What to produce: The records should be written out in full, with nothing altered.

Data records
↓

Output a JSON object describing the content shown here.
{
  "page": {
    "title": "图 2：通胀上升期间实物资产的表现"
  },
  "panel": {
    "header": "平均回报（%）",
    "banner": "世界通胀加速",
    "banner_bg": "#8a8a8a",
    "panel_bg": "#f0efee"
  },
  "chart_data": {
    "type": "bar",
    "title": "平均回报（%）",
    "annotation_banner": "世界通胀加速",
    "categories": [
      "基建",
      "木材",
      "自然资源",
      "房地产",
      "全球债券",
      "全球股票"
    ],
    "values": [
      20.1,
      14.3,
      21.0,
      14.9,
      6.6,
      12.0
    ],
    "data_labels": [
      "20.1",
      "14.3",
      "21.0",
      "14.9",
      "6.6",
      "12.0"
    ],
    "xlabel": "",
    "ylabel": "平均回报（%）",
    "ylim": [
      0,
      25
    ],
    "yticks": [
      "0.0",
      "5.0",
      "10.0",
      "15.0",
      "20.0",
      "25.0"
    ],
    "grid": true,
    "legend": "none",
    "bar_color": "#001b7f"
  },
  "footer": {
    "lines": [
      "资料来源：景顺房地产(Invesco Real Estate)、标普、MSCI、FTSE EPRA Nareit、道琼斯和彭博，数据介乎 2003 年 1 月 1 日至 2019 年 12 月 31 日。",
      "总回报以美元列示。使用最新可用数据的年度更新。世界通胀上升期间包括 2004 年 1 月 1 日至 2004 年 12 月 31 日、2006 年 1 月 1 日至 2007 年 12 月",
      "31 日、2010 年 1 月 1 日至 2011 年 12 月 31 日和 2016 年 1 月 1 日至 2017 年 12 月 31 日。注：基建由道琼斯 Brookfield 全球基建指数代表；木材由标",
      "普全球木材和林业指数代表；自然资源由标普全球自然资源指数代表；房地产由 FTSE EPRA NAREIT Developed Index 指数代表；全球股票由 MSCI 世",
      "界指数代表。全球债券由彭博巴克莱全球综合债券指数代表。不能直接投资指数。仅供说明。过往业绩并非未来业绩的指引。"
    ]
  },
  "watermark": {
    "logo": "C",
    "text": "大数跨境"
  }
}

↑

Written solution:
Output a JSON object describing the content shown here.
{
  "page": {
    "title": "图 2：通胀上升期间实物资产的表现"
  },
  "panel": {
    "header": "平均回报（%）",
    "banner": "世界通胀加速",
    "banner_bg": "#8a8a8a",
    "panel_bg": "#f0efee"
  },
  "chart_data": {
    "type": "bar",
    "title": "平均回报（%）",
    "annotation_banner": "世界通胀加速",
    "categories": [
      "基建",
      "木材",
      "自然资源",
      "房地产",
      "全球债券",
      "全球股票"
    ],
    "values": [
      20.1,
      14.3,
      21.0,
      14.9,
      6.6,
      12.0
    ],
    "data_labels": [
      "20.1",
      "14.3",
      "21.0",
      "14.9",
      "6.6",
      "12.0"
    ],
    "xlabel": "",
    "ylabel": "平均回报（%）",
    "ylim": [
      0,
      25
    ],
    "yticks": [
      "0.0",
      "5.0",
      "10.0",
      "15.0",
      "20.0",
      "25.0"
    ],
    "grid": true,
    "legend": "none",
    "bar_color": "#001b7f"
  },
  "footer": {
    "lines": [
      "资料来源：景顺房地产(Invesco Real Estate)、标普、MSCI、FTSE EPRA Nareit、道琼斯和彭博，数据介乎 2003 年 1 月 1 日至 2019 年 12 月 31 日。",
      "总回报以美元列示。使用最新可用数据的年度更新。世界通胀上升期间包括 2004 年 1 月 1 日至 2004 年 12 月 31 日、2006 年 1 月 1 日至 2007 年 12 月",
      "31 日、2010 年 1 月 1 日至 2011 年 12 月 31 日和 2016 年 1 月 1 日至 2017 年 12 月 31 日。注：基建由道琼斯 Brookfield 全球基建指数代表；木材由标",
      "普全球木材和林业指数代表；自然资源由标普全球自然资源指数代表；房地产由 FTSE EPRA NAREIT Developed Index 指数代表；全球股票由 MSCI 世",
      "界指数代表。全球债券由彭博巴克莱全球综合债券指数代表。不能直接投资指数。仅供说明。过往业绩并非未来业绩的指引。"
    ]
  },
  "watermark": {
    "logo": "C",
    "text": "大数跨境"
  }
}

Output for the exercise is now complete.